**PROBLEM TO SOLVE**
Extract each line where the string "Seat" shows up.

**Excerpts from a figure dataset**

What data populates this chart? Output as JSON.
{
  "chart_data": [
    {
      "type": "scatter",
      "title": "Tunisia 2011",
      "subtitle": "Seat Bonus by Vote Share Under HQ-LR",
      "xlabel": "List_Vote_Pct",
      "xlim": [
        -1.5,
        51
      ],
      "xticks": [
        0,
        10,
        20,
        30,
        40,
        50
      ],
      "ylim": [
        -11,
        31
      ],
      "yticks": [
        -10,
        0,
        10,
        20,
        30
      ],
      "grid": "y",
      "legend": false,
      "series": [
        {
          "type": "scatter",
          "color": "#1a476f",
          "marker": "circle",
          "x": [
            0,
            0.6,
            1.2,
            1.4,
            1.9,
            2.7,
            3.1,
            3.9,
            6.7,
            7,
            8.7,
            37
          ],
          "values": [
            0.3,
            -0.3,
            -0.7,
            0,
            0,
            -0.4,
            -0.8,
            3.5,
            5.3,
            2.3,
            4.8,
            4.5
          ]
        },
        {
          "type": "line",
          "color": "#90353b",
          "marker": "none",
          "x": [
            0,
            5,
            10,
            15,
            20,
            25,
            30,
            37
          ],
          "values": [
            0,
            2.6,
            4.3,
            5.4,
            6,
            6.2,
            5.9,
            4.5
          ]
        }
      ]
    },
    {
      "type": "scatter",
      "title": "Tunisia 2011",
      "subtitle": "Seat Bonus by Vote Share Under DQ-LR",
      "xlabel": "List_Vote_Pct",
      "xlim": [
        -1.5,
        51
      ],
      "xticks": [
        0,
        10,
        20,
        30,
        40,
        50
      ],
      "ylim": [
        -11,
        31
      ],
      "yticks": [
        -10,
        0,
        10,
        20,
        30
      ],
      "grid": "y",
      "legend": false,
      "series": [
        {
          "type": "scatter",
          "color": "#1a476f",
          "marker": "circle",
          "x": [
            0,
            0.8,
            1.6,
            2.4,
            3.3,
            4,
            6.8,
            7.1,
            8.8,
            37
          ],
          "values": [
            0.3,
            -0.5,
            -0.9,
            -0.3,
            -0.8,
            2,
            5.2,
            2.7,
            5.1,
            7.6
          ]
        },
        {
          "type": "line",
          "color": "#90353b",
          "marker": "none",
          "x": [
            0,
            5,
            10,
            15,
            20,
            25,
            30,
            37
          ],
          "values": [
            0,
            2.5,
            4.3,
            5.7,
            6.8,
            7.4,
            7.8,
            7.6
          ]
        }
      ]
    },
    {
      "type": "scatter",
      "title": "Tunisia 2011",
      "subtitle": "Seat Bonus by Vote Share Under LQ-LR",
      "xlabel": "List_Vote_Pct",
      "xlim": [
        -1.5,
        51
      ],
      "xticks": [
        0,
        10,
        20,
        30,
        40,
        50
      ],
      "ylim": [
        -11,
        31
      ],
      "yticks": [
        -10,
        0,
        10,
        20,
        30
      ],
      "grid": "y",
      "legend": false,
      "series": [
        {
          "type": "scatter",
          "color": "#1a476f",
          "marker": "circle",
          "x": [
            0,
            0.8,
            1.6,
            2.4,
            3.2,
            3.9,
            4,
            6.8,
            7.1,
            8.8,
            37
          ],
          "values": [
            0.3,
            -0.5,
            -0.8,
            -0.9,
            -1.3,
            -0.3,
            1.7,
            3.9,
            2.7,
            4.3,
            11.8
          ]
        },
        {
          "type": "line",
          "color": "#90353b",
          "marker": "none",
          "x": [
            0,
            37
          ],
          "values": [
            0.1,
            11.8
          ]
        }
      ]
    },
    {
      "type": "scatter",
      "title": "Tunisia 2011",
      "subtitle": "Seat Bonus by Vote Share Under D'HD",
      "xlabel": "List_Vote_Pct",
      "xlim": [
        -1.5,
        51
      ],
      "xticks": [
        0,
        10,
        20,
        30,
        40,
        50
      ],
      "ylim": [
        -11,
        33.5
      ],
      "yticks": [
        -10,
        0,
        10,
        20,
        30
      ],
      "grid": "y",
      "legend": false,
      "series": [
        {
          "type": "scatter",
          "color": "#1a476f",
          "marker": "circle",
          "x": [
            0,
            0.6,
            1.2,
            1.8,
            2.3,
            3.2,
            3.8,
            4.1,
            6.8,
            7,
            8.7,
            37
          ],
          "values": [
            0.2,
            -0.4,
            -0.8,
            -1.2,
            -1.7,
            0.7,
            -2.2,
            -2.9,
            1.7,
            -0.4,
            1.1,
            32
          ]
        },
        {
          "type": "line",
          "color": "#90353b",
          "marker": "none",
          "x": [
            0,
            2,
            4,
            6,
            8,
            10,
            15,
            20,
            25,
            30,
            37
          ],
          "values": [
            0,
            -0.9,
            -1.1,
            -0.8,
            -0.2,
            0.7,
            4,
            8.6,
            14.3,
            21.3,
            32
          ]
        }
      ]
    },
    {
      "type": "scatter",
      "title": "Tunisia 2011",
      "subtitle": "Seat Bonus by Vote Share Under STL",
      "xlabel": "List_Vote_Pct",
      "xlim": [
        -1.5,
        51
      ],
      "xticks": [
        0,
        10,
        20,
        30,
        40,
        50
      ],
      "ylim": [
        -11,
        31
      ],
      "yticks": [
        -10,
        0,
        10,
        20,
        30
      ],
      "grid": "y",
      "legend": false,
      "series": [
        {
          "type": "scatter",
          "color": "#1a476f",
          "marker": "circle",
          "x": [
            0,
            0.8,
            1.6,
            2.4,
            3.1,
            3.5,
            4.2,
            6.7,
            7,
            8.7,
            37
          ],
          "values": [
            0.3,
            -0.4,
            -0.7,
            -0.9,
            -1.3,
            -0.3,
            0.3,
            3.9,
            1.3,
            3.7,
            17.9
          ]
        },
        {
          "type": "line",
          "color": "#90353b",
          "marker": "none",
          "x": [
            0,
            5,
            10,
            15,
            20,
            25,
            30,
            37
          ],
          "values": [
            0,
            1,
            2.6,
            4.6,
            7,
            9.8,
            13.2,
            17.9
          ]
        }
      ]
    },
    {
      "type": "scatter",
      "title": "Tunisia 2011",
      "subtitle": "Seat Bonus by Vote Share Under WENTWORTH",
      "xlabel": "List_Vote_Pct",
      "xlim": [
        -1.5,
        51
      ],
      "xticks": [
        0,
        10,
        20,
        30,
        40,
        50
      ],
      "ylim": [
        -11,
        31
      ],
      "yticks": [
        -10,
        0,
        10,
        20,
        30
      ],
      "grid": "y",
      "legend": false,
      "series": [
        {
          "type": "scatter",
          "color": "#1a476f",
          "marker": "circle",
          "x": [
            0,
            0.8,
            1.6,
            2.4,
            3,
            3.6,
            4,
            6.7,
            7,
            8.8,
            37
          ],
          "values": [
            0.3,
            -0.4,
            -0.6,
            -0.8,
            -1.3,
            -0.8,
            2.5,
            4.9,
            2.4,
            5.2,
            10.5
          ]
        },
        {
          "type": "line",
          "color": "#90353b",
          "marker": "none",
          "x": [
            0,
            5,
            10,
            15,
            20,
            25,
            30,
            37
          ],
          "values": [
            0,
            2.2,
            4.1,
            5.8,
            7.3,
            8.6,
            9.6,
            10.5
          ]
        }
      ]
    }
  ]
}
...
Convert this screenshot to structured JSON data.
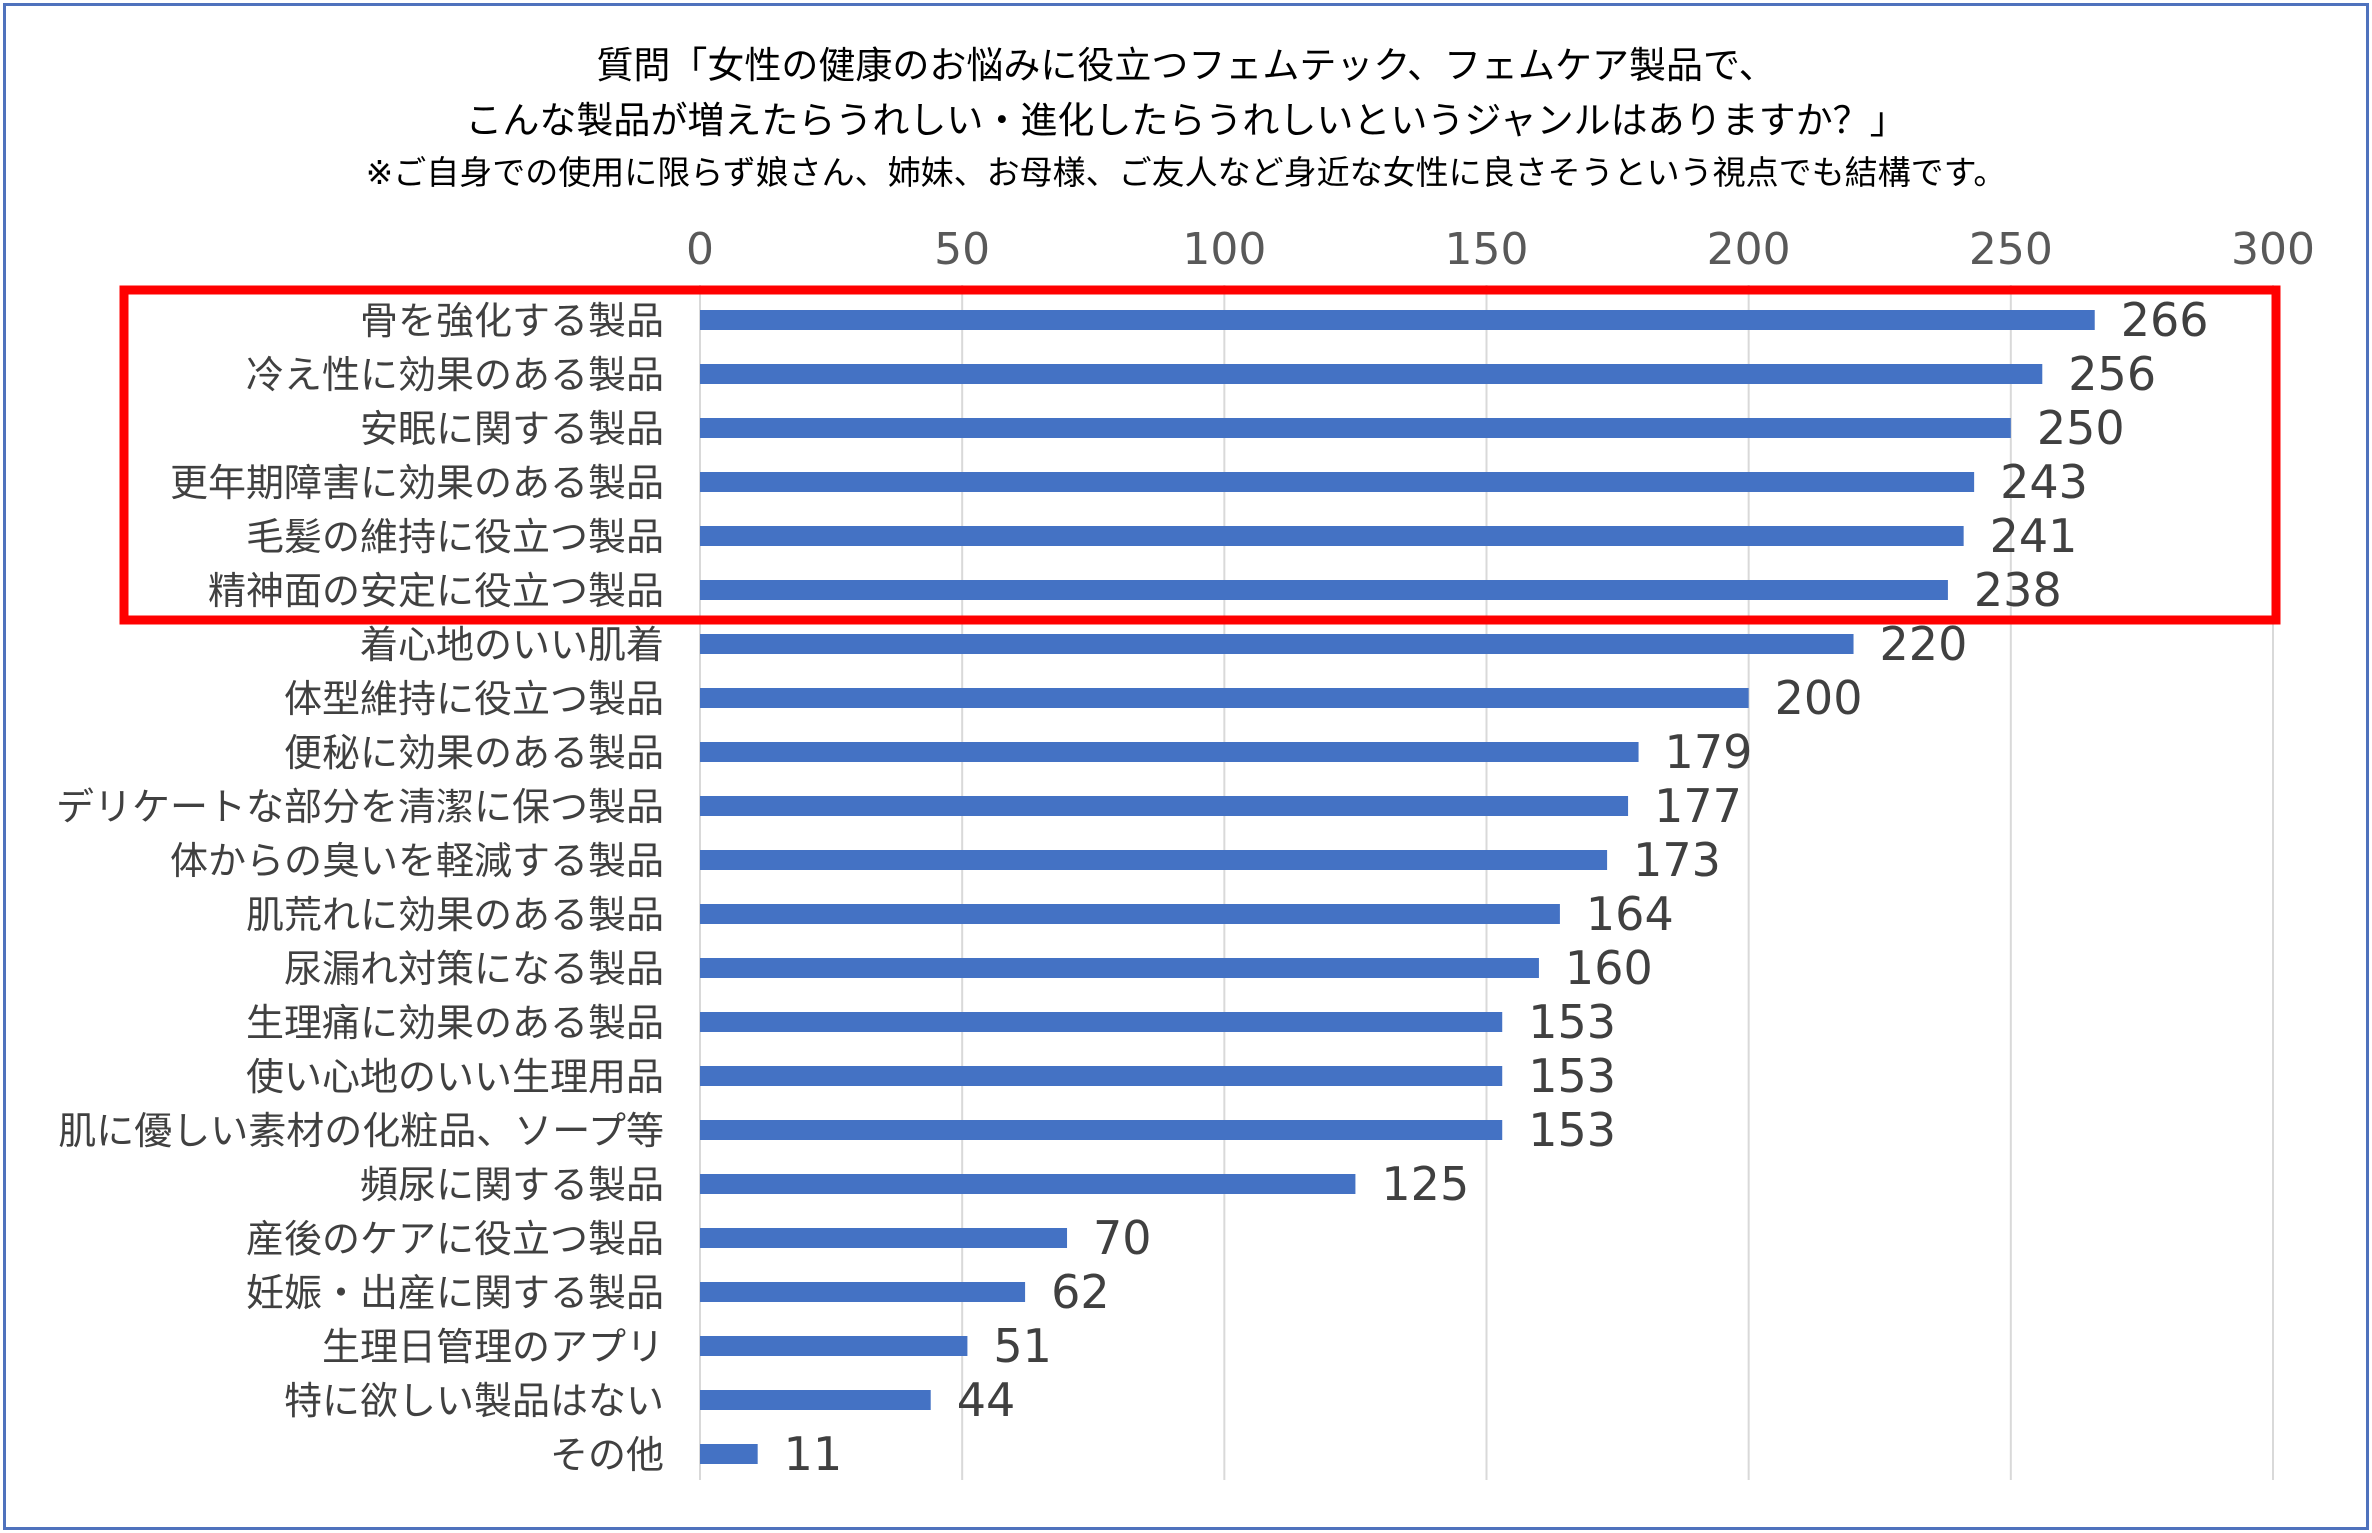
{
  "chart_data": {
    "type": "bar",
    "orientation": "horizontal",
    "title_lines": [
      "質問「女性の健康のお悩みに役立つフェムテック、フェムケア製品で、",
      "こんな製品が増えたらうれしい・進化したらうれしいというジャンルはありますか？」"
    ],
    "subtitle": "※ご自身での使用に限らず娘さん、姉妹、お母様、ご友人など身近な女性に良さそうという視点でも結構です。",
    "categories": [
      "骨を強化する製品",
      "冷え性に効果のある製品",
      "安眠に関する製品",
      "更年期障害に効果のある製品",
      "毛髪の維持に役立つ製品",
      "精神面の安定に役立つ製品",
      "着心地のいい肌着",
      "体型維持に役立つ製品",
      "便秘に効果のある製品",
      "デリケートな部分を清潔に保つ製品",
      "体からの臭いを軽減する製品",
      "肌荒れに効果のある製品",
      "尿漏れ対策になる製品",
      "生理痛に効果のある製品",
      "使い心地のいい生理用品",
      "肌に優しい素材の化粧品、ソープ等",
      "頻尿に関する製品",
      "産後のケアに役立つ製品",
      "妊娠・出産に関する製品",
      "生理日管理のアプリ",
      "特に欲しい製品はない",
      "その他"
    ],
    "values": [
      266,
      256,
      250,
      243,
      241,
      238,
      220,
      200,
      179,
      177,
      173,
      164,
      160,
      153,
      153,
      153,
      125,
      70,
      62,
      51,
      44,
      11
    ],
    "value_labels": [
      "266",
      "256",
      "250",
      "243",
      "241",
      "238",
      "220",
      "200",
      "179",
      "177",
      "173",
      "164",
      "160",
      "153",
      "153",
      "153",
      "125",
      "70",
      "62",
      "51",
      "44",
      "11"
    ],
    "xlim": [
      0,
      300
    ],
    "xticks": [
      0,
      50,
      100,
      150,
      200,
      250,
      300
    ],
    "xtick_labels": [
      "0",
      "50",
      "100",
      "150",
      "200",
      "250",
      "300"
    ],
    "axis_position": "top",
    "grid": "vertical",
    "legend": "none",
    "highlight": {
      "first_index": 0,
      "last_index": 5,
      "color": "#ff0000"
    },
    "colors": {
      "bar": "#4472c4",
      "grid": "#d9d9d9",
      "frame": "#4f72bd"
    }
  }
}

**ANSWER TO THE TASK**
      "subtitle": "Seat Bonus by Vote Share Under HQ-LR",
      "subtitle": "Seat Bonus by Vote Share Under DQ-LR",
      "subtitle": "Seat Bonus by Vote Share Under LQ-LR",
      "subtitle": "Seat Bonus by Vote Share Under D'HD",
      "subtitle": "Seat Bonus by Vote Share Under STL",
      "subtitle": "Seat Bonus by Vote Share Under WENTWORTH",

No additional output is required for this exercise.